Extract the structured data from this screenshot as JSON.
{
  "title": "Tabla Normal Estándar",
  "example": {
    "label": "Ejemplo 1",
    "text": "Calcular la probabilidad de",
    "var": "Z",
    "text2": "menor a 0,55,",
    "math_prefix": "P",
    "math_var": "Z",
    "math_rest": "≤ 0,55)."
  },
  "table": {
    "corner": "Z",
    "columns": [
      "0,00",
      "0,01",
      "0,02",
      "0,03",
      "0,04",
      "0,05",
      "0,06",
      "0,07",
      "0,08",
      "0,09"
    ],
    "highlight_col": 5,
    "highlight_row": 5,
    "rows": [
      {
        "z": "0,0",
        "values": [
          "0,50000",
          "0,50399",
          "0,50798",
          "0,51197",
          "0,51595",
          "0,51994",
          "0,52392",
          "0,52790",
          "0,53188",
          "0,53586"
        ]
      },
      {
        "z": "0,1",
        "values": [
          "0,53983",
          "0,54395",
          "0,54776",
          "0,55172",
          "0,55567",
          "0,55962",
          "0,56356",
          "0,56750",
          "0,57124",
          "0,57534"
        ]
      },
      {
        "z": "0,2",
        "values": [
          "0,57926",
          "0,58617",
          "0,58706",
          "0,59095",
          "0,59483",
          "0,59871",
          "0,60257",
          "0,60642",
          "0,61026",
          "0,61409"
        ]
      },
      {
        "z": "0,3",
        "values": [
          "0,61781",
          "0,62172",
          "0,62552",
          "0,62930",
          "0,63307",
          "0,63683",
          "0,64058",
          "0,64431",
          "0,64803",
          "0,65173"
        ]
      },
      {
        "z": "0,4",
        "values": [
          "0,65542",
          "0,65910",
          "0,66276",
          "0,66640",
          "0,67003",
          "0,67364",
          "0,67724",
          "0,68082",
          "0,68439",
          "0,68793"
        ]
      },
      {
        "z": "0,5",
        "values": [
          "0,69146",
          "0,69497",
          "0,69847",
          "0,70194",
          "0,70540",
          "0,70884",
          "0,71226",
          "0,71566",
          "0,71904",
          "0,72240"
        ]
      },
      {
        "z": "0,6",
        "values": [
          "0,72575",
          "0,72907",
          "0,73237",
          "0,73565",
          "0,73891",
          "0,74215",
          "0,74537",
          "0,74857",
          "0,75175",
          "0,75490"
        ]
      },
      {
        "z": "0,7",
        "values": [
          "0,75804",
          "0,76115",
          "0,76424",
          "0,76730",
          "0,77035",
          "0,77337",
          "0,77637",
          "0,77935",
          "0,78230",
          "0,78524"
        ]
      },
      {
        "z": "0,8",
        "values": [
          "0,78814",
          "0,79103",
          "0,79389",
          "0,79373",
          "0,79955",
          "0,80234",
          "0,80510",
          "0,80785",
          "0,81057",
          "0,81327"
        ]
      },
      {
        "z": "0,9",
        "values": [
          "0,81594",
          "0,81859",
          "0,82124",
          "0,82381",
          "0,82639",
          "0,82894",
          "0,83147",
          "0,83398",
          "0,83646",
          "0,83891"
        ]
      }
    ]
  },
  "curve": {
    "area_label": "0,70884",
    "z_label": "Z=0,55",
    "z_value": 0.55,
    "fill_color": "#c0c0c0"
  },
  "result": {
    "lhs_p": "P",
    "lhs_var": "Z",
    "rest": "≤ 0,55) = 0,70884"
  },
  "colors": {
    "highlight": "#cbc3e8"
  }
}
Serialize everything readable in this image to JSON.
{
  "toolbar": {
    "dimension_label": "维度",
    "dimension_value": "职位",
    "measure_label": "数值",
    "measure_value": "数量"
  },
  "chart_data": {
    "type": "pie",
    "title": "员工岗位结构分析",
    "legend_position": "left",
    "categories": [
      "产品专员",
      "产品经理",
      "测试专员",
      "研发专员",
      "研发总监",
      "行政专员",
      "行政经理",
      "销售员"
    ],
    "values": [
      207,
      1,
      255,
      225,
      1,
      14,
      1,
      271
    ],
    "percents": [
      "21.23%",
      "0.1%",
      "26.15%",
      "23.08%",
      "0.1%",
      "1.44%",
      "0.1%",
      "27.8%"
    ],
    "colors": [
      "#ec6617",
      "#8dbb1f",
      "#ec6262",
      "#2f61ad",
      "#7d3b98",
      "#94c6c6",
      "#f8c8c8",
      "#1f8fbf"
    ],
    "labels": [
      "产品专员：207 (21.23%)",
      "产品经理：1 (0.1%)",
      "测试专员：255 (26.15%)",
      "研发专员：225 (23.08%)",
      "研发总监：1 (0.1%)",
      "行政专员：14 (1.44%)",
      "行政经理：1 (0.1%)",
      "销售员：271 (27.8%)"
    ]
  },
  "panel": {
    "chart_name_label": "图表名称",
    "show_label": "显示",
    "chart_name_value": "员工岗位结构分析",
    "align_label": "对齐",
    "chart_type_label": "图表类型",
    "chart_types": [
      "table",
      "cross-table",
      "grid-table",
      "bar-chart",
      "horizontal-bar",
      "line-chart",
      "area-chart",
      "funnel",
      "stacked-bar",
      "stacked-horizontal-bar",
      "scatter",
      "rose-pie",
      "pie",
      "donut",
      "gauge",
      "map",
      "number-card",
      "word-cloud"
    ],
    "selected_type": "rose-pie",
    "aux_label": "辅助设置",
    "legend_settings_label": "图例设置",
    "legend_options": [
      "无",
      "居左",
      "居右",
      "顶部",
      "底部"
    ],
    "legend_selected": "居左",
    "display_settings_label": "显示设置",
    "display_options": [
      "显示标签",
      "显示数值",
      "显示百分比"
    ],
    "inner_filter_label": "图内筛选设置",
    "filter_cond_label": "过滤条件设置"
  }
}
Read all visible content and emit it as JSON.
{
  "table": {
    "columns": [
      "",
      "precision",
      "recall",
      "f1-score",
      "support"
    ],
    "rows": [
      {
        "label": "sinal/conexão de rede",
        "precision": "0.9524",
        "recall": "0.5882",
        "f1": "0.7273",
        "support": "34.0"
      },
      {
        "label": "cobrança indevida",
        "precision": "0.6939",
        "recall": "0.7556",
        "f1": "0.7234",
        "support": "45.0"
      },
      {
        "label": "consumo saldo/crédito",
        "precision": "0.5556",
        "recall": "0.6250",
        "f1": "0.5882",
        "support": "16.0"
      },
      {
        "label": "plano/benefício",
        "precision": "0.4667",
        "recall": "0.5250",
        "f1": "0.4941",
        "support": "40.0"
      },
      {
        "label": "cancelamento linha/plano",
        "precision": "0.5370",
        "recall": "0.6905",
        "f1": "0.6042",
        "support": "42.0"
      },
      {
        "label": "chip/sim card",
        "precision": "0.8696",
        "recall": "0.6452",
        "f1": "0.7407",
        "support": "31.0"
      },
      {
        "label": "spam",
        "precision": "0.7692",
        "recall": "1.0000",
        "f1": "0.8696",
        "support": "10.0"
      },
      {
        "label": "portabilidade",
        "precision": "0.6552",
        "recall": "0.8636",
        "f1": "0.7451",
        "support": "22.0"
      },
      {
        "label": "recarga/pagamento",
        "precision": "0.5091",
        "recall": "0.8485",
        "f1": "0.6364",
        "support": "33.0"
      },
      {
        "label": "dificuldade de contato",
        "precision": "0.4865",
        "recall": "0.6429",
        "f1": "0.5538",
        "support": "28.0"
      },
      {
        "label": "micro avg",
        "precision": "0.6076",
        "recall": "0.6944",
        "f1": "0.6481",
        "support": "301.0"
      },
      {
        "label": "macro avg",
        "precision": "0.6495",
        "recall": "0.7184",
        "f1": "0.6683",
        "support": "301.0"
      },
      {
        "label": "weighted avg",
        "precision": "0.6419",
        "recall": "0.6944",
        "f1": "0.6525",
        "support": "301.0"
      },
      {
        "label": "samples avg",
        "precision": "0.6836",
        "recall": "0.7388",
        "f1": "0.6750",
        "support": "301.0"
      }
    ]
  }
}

☆ ☆ ☆ ☆ ☆

§ **Aim of the exercise**: Take the listing above and set it down exactly.

§ **Exercise response**:
Extract the structured data from this screenshot as JSON.
{
  "title": "Tabla Normal Estándar",
  "example": {
    "label": "Ejemplo 1",
    "text": "Calcular la probabilidad de",
    "var": "Z",
    "text2": "menor a 0,55,",
    "math_prefix": "P",
    "math_var": "Z",
    "math_rest": "≤ 0,55)."
  },
  "table": {
    "corner": "Z",
    "columns": [
      "0,00",
      "0,01",
      "0,02",
      "0,03",
      "0,04",
      "0,05",
      "0,06",
      "0,07",
      "0,08",
      "0,09"
    ],
    "highlight_col": 5,
    "highlight_row": 5,
    "rows": [
      {
        "z": "0,0",
        "values": [
          "0,50000",
          "0,50399",
          "0,50798",
          "0,51197",
          "0,51595",
          "0,51994",
          "0,52392",
          "0,52790",
          "0,53188",
          "0,53586"
        ]
      },
      {
        "z": "0,1",
        "values": [
          "0,53983",
          "0,54395",
          "0,54776",
          "0,55172",
          "0,55567",
          "0,55962",
          "0,56356",
          "0,56750",
          "0,57124",
          "0,57534"
        ]
      },
      {
        "z": "0,2",
        "values": [
          "0,57926",
          "0,58617",
          "0,58706",
          "0,59095",
          "0,59483",
          "0,59871",
          "0,60257",
          "0,60642",
          "0,61026",
          "0,61409"
        ]
      },
      {
        "z": "0,3",
        "values": [
          "0,61781",
          "0,62172",
          "0,62552",
          "0,62930",
          "0,63307",
          "0,63683",
          "0,64058",
          "0,64431",
          "0,64803",
          "0,65173"
        ]
      },
      {
        "z": "0,4",
        "values": [
          "0,65542",
          "0,65910",
          "0,66276",
          "0,66640",
          "0,67003",
          "0,67364",
          "0,67724",
          "0,68082",
          "0,68439",
          "0,68793"
        ]
      },
      {
        "z": "0,5",
        "values": [
          "0,69146",
          "0,69497",
          "0,69847",
          "0,70194",
          "0,70540",
          "0,70884",
          "0,71226",
          "0,71566",
          "0,71904",
          "0,72240"
        ]
      },
      {
        "z": "0,6",
        "values": [
          "0,72575",
          "0,72907",
          "0,73237",
          "0,73565",
          "0,73891",
          "0,74215",
          "0,74537",
          "0,74857",
          "0,75175",
          "0,75490"
        ]
      },
      {
        "z": "0,7",
        "values": [
          "0,75804",
          "0,76115",
          "0,76424",
          "0,76730",
          "0,77035",
          "0,77337",
          "0,77637",
          "0,77935",
          "0,78230",
          "0,78524"
        ]
      },
      {
        "z": "0,8",
        "values": [
          "0,78814",
          "0,79103",
          "0,79389",
          "0,79373",
          "0,79955",
          "0,80234",
          "0,80510",
          "0,80785",
          "0,81057",
          "0,81327"
        ]
      },
      {
        "z": "0,9",
        "values": [
          "0,81594",
          "0,81859",
          "0,82124",
          "0,82381",
          "0,82639",
          "0,82894",
          "0,83147",
          "0,83398",
          "0,83646",
          "0,83891"
        ]
      }
    ]
  },
  "curve": {
    "area_label": "0,70884",
    "z_label": "Z=0,55",
    "z_value": 0.55,
    "fill_color": "#c0c0c0"
  },
  "result": {
    "lhs_p": "P",
    "lhs_var": "Z",
    "rest": "≤ 0,55) = 0,70884"
  },
  "colors": {
    "highlight": "#cbc3e8"
  }
}
Serialize everything readable in this image to JSON.
{
  "toolbar": {
    "dimension_label": "维度",
    "dimension_value": "职位",
    "measure_label": "数值",
    "measure_value": "数量"
  },
  "chart_data": {
    "type": "pie",
    "title": "员工岗位结构分析",
    "legend_position": "left",
    "categories": [
      "产品专员",
      "产品经理",
      "测试专员",
      "研发专员",
      "研发总监",
      "行政专员",
      "行政经理",
      "销售员"
    ],
    "values": [
      207,
      1,
      255,
      225,
      1,
      14,
      1,
      271
    ],
    "percents": [
      "21.23%",
      "0.1%",
      "26.15%",
      "23.08%",
      "0.1%",
      "1.44%",
      "0.1%",
      "27.8%"
    ],
    "colors": [
      "#ec6617",
      "#8dbb1f",
      "#ec6262",
      "#2f61ad",
      "#7d3b98",
      "#94c6c6",
      "#f8c8c8",
      "#1f8fbf"
    ],
    "labels": [
      "产品专员：207 (21.23%)",
      "产品经理：1 (0.1%)",
      "测试专员：255 (26.15%)",
      "研发专员：225 (23.08%)",
      "研发总监：1 (0.1%)",
      "行政专员：14 (1.44%)",
      "行政经理：1 (0.1%)",
      "销售员：271 (27.8%)"
    ]
  },
  "panel": {
    "chart_name_label": "图表名称",
    "show_label": "显示",
    "chart_name_value": "员工岗位结构分析",
    "align_label": "对齐",
    "chart_type_label": "图表类型",
    "chart_types": [
      "table",
      "cross-table",
      "grid-table",
      "bar-chart",
      "horizontal-bar",
      "line-chart",
      "area-chart",
      "funnel",
      "stacked-bar",
      "stacked-horizontal-bar",
      "scatter",
      "rose-pie",
      "pie",
      "donut",
      "gauge",
      "map",
      "number-card",
      "word-cloud"
    ],
    "selected_type": "rose-pie",
    "aux_label": "辅助设置",
    "legend_settings_label": "图例设置",
    "legend_options": [
      "无",
      "居左",
      "居右",
      "顶部",
      "底部"
    ],
    "legend_selected": "居左",
    "display_settings_label": "显示设置",
    "display_options": [
      "显示标签",
      "显示数值",
      "显示百分比"
    ],
    "inner_filter_label": "图内筛选设置",
    "filter_cond_label": "过滤条件设置"
  }
}
Read all visible content and emit it as JSON.
{
  "table": {
    "columns": [
      "",
      "precision",
      "recall",
      "f1-score",
      "support"
    ],
    "rows": [
      {
        "label": "sinal/conexão de rede",
        "precision": "0.9524",
        "recall": "0.5882",
        "f1": "0.7273",
        "support": "34.0"
      },
      {
        "label": "cobrança indevida",
        "precision": "0.6939",
        "recall": "0.7556",
        "f1": "0.7234",
        "support": "45.0"
      },
      {
        "label": "consumo saldo/crédito",
        "precision": "0.5556",
        "recall": "0.6250",
        "f1": "0.5882",
        "support": "16.0"
      },
      {
        "label": "plano/benefício",
        "precision": "0.4667",
        "recall": "0.5250",
        "f1": "0.4941",
        "support": "40.0"
      },
      {
        "label": "cancelamento linha/plano",
        "precision": "0.5370",
        "recall": "0.6905",
        "f1": "0.6042",
        "support": "42.0"
      },
      {
        "label": "chip/sim card",
        "precision": "0.8696",
        "recall": "0.6452",
        "f1": "0.7407",
        "support": "31.0"
      },
      {
        "label": "spam",
        "precision": "0.7692",
        "recall": "1.0000",
        "f1": "0.8696",
        "support": "10.0"
      },
      {
        "label": "portabilidade",
        "precision": "0.6552",
        "recall": "0.8636",
        "f1": "0.7451",
        "support": "22.0"
      },
      {
        "label": "recarga/pagamento",
        "precision": "0.5091",
        "recall": "0.8485",
        "f1": "0.6364",
        "support": "33.0"
      },
      {
        "label": "dificuldade de contato",
        "precision": "0.4865",
        "recall": "0.6429",
        "f1": "0.5538",
        "support": "28.0"
      },
      {
        "label": "micro avg",
        "precision": "0.6076",
        "recall": "0.6944",
        "f1": "0.6481",
        "support": "301.0"
      },
      {
        "label": "macro avg",
        "precision": "0.6495",
        "recall": "0.7184",
        "f1": "0.6683",
        "support": "301.0"
      },
      {
        "label": "weighted avg",
        "precision": "0.6419",
        "recall": "0.6944",
        "f1": "0.6525",
        "support": "301.0"
      },
      {
        "label": "samples avg",
        "precision": "0.6836",
        "recall": "0.7388",
        "f1": "0.6750",
        "support": "301.0"
      }
    ]
  }
}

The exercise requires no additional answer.